Goal
Pick up the web scraping throttling guide below right after its last step about saving the agent configuration, and continue writing it in the same voice.

Source excerpt
** Start **

Throttling in Web Scraping

Throttling features in scraping agent allow us to add few seconds delay in batch URL scraping. Using this feature, you can slow-down your crawler while scraping a complex website; or to follow their Crawl-delay guidelines given in robots.txt

The website scraping agent is blazing fast, and can make multiple concurrent requests to make the most of the capability under your pricing plan and the power of cloud machines backed by Agenty. However, with great power comes with great responsibility and the first-rule of website scraping is not to harm the target website.

So, we can use the Throttling feature to add few seconds delay in sequential requests. There are two types of Delay options available in Agenty to configure your scraping agent to wait (n) seconds before making a 2nd request to scrape the data.

  1. Fixed Delay
  2. Random Delay

Fixed Delay

The fix number of seconds to wait after each sequential request in a web scraping job.

Before

If you see the screenshot below, the Throttling feature is not used in this agent, so there are no delay and the scraping agent is running continuously for all the input URLs one-by-one.

scraping data before throttling

Steps to configure Throttling in a scraping agent

Steps

  1. Go to your agent page, and edit the agent by clicking on the Edit tab

  2. Scroll down to Advance option and find to Throttling section and Enable Request Throttling switch

  3. Select the Delay Type as Fixed delay from drop-down

  4. Now enter the seconds to delay value

  5. Then Save the scraping agent configuration.

** End **

Provided data
** Start **

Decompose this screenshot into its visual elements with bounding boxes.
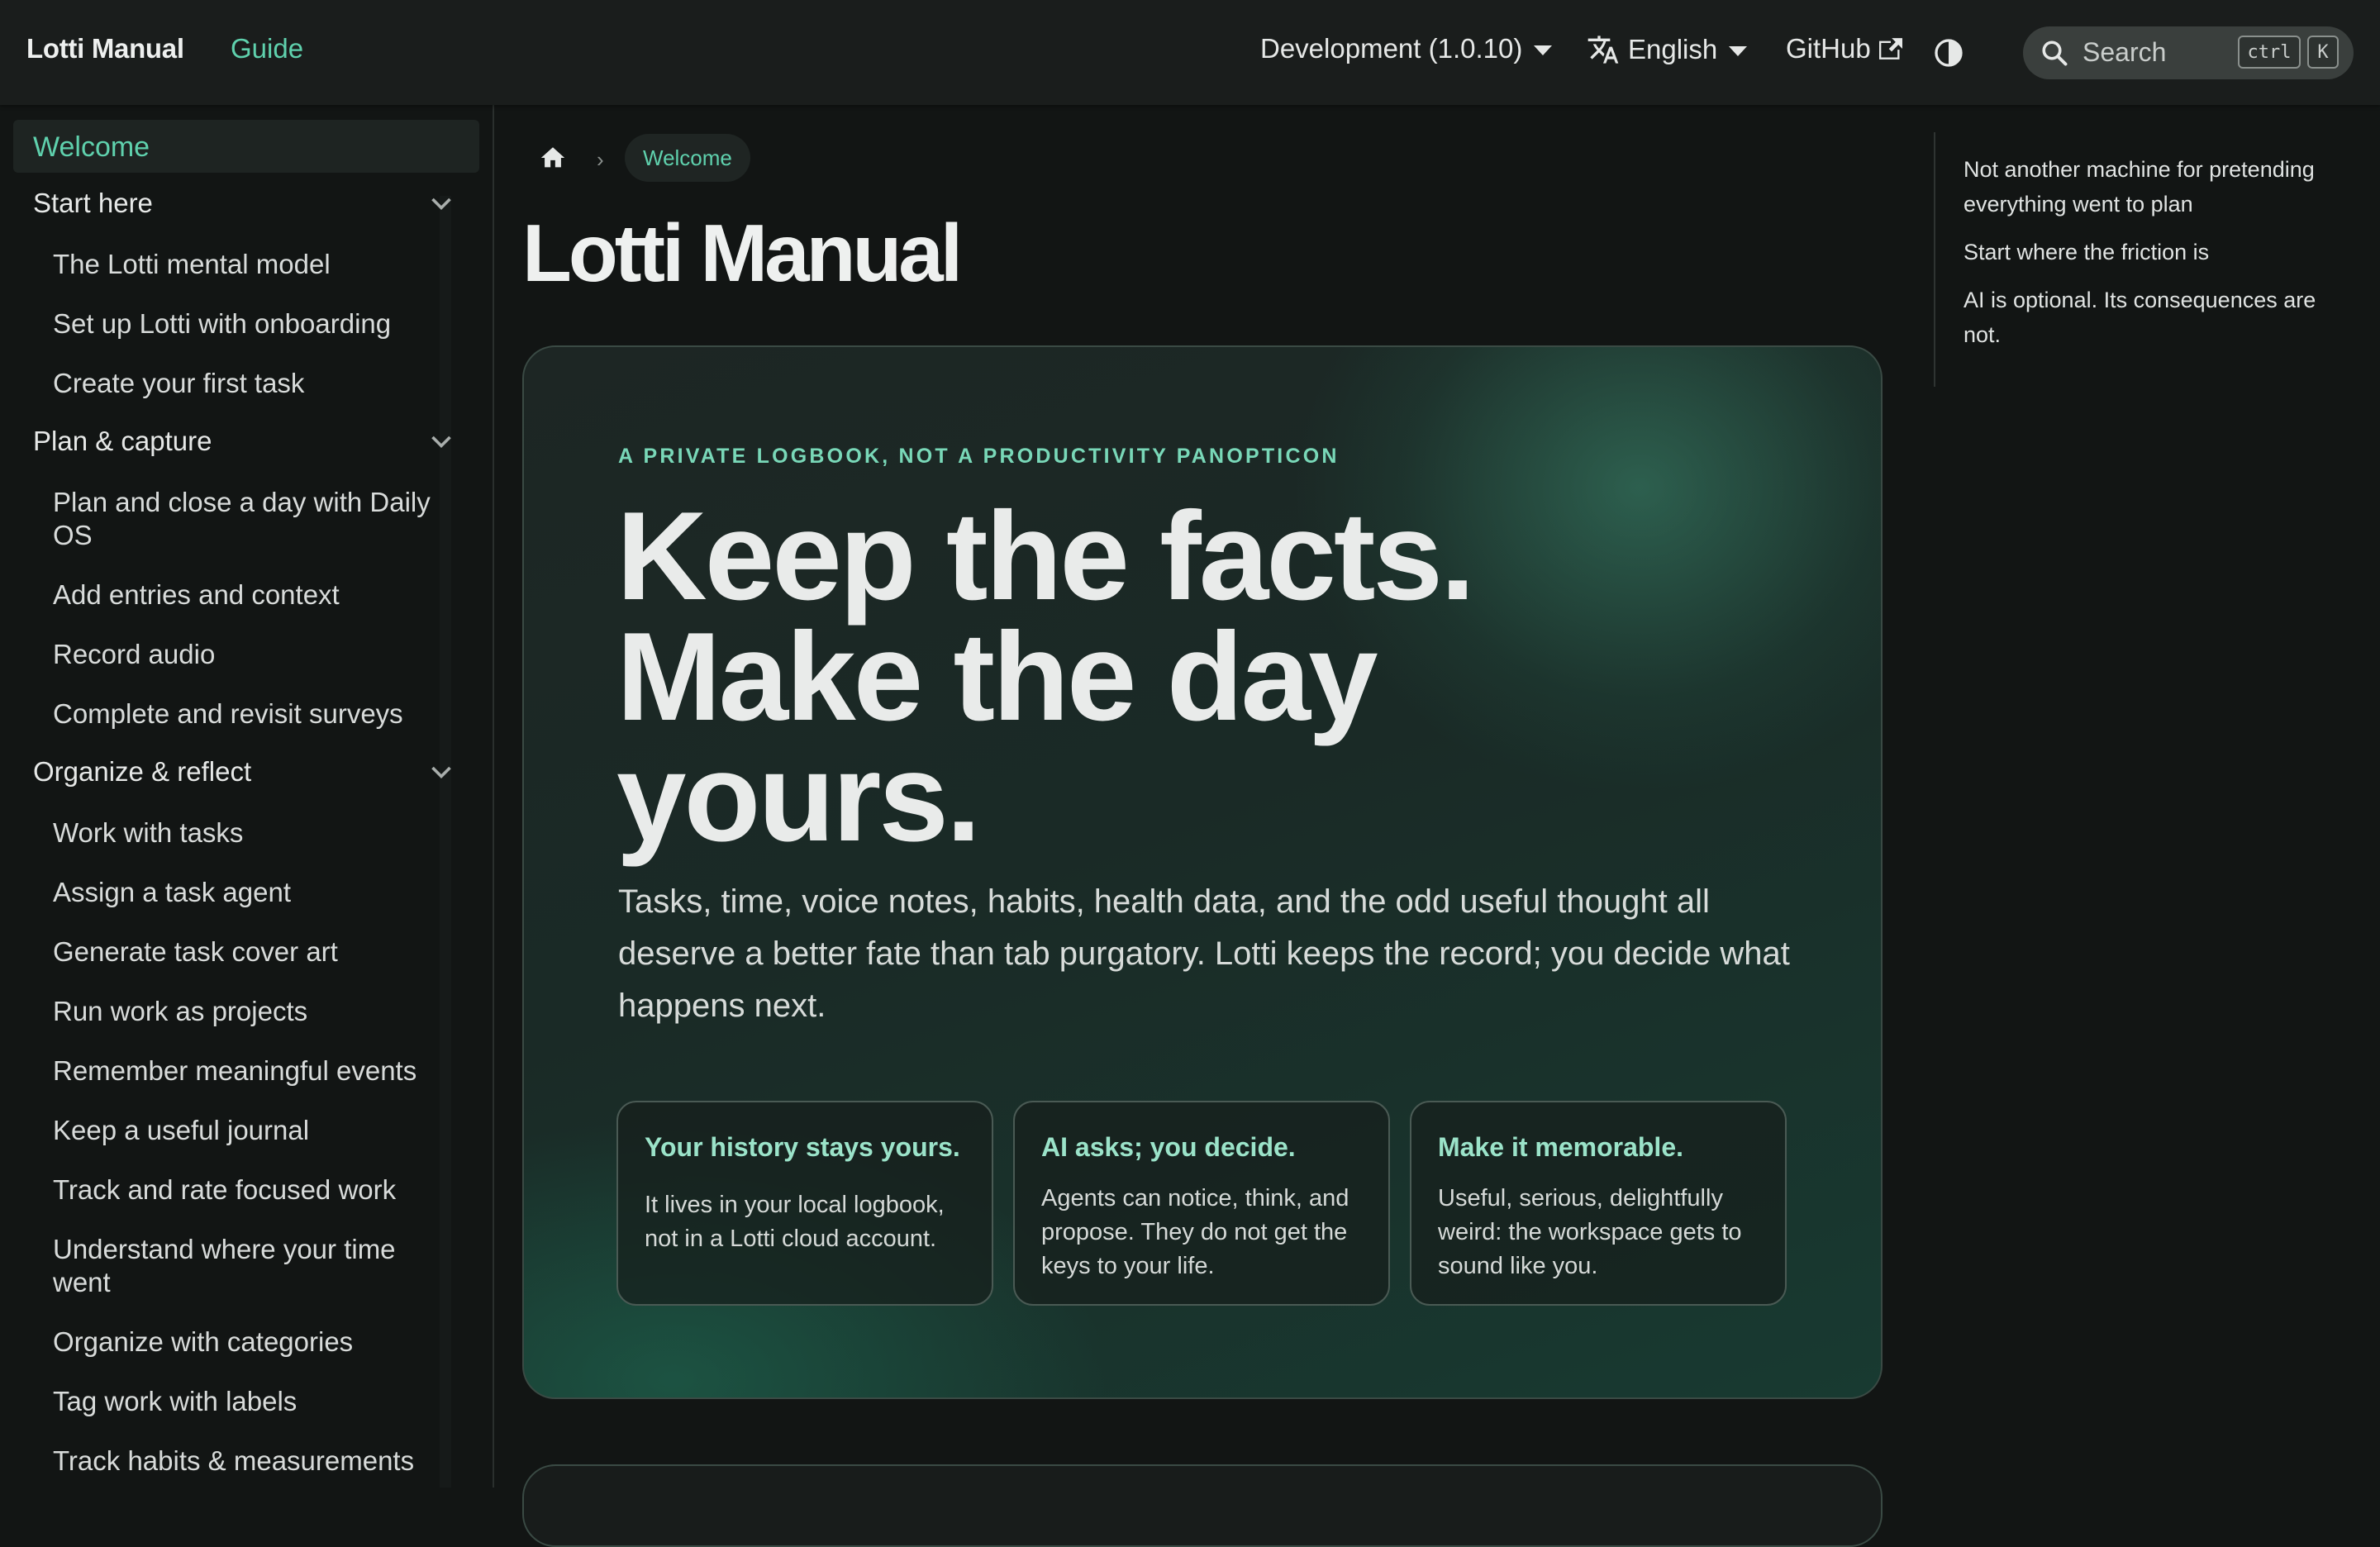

** End **

Right answer
    fixed seconds throttlin

  6. Finally, re-run your agent to see the difference.

After

We can see the agent logs to ensure the agent is waiting for given interval time before making the next request, as in screenshot below:

scraping data with throttling

Random Delay

Random Delay option is used to add random seconds delay after each request. Agenty will automatically generate a random number between 0 and the value you enter in Seconds of delay option, and then use that number to delay between pages you are scraping.

Steps

Follow the same steps as in Fixed delay, but select the Random delay option instead in Type of delay drop-down as in screenshot below :

random throttling feature

After

Now, if you read the agent logs, it says waiting 7 seconds on first URL, and then waiting 6 seconds for second URL. So, Agenty will keep generating the random number between 0 and 10 (maximum value given) and apply that number to delay automatically.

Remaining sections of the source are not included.